Directions for this task>
Spot every line with the word "More" and return it.

Dataset rows>
======

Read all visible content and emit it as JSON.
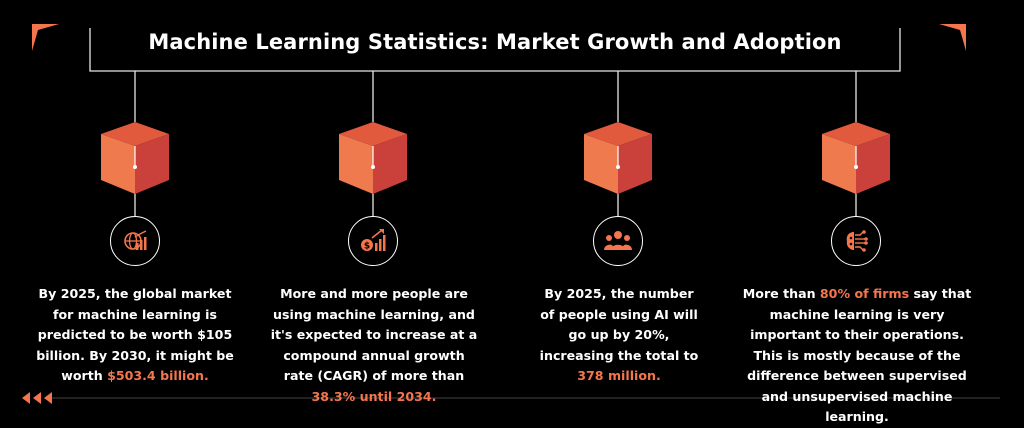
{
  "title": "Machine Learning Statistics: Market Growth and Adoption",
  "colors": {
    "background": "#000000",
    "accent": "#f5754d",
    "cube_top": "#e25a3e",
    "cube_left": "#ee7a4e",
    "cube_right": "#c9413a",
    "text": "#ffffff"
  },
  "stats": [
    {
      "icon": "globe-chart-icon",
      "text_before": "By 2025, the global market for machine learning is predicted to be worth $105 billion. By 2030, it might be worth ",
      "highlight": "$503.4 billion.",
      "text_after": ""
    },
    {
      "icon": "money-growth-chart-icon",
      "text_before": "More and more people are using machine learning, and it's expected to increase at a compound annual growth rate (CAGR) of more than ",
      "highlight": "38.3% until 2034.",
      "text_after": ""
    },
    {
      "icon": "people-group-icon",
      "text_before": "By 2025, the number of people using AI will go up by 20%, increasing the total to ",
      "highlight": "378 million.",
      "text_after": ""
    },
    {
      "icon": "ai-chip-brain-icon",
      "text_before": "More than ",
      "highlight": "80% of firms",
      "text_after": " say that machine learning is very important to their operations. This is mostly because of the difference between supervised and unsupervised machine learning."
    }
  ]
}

======

Solution for this exercise>
      "text_before": "More and more people are using machine learning, and it's expected to increase at a compound annual growth rate (CAGR) of more than ",
      "text_before": "More than ",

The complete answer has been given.